STATED EXERCISE >> Produce an exact transcription of the listing below, omitting the pictures.

DATA ENTRIES >>
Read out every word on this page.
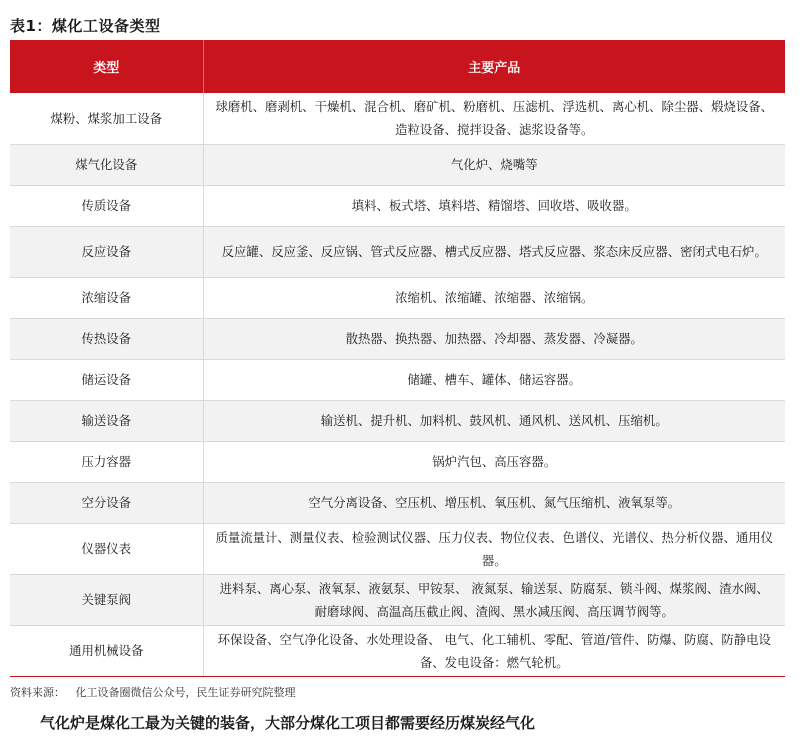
表1：煤化工设备类型
类型	主要产品
煤粉、煤浆加工设备	球磨机、磨剥机、干燥机、混合机、磨矿机、粉磨机、压滤机、浮选机、离心机、除尘器、煅烧设备、造粒设备、搅拌设备、滤浆设备等。
煤气化设备	气化炉、烧嘴等
传质设备	填料、板式塔、填料塔、精馏塔、回收塔、吸收器。
反应设备	反应罐、反应釜、反应锅、管式反应器、槽式反应器、塔式反应器、浆态床反应器、密闭式电石炉。
浓缩设备	浓缩机、浓缩罐、浓缩器、浓缩锅。
传热设备	散热器、换热器、加热器、冷却器、蒸发器、冷凝器。
储运设备	储罐、槽车、罐体、储运容器。
输送设备	输送机、提升机、加料机、鼓风机、通风机、送风机、压缩机。
压力容器	锅炉汽包、高压容器。
空分设备	空气分离设备、空压机、增压机、氧压机、氮气压缩机、液氧泵等。
仪器仪表	质量流量计、测量仪表、检验测试仪器、压力仪表、物位仪表、色谱仪、光谱仪、热分析仪器、通用仪器。
关键泵阀	进料泵、离心泵、液氧泵、液氨泵、甲铵泵、 液氮泵、输送泵、防腐泵、锁斗阀、煤浆阀、渣水阀、耐磨球阀、高温高压截止阀、渣阀、黑水减压阀、高压调节阀等。
通用机械设备	环保设备、空气净化设备、水处理设备、 电气、化工辅机、零配、管道/管件、防爆、防腐、防静电设备、发电设备：燃气轮机。
资料来源：   化工设备圈微信公众号，民生证券研究院整理
气化炉是煤化工最为关键的装备，大部分煤化工项目都需要经历煤炭经气化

WRITTEN ANSWER >>
Read out every word on this page.
表1：煤化工设备类型
类型	主要产品
煤粉、煤浆加工设备	球磨机、磨剥机、干燥机、混合机、磨矿机、粉磨机、压滤机、浮选机、离心机、除尘器、煅烧设备、造粒设备、搅拌设备、滤浆设备等。
煤气化设备	气化炉、烧嘴等
传质设备	填料、板式塔、填料塔、精馏塔、回收塔、吸收器。
反应设备	反应罐、反应釜、反应锅、管式反应器、槽式反应器、塔式反应器、浆态床反应器、密闭式电石炉。
浓缩设备	浓缩机、浓缩罐、浓缩器、浓缩锅。
传热设备	散热器、换热器、加热器、冷却器、蒸发器、冷凝器。
储运设备	储罐、槽车、罐体、储运容器。
输送设备	输送机、提升机、加料机、鼓风机、通风机、送风机、压缩机。
压力容器	锅炉汽包、高压容器。
空分设备	空气分离设备、空压机、增压机、氧压机、氮气压缩机、液氧泵等。
仪器仪表	质量流量计、测量仪表、检验测试仪器、压力仪表、物位仪表、色谱仪、光谱仪、热分析仪器、通用仪器。
关键泵阀	进料泵、离心泵、液氧泵、液氨泵、甲铵泵、 液氮泵、输送泵、防腐泵、锁斗阀、煤浆阀、渣水阀、耐磨球阀、高温高压截止阀、渣阀、黑水减压阀、高压调节阀等。
通用机械设备	环保设备、空气净化设备、水处理设备、 电气、化工辅机、零配、管道/管件、防爆、防腐、防静电设备、发电设备：燃气轮机。
资料来源：   化工设备圈微信公众号，民生证券研究院整理
气化炉是煤化工最为关键的装备，大部分煤化工项目都需要经历煤炭经气化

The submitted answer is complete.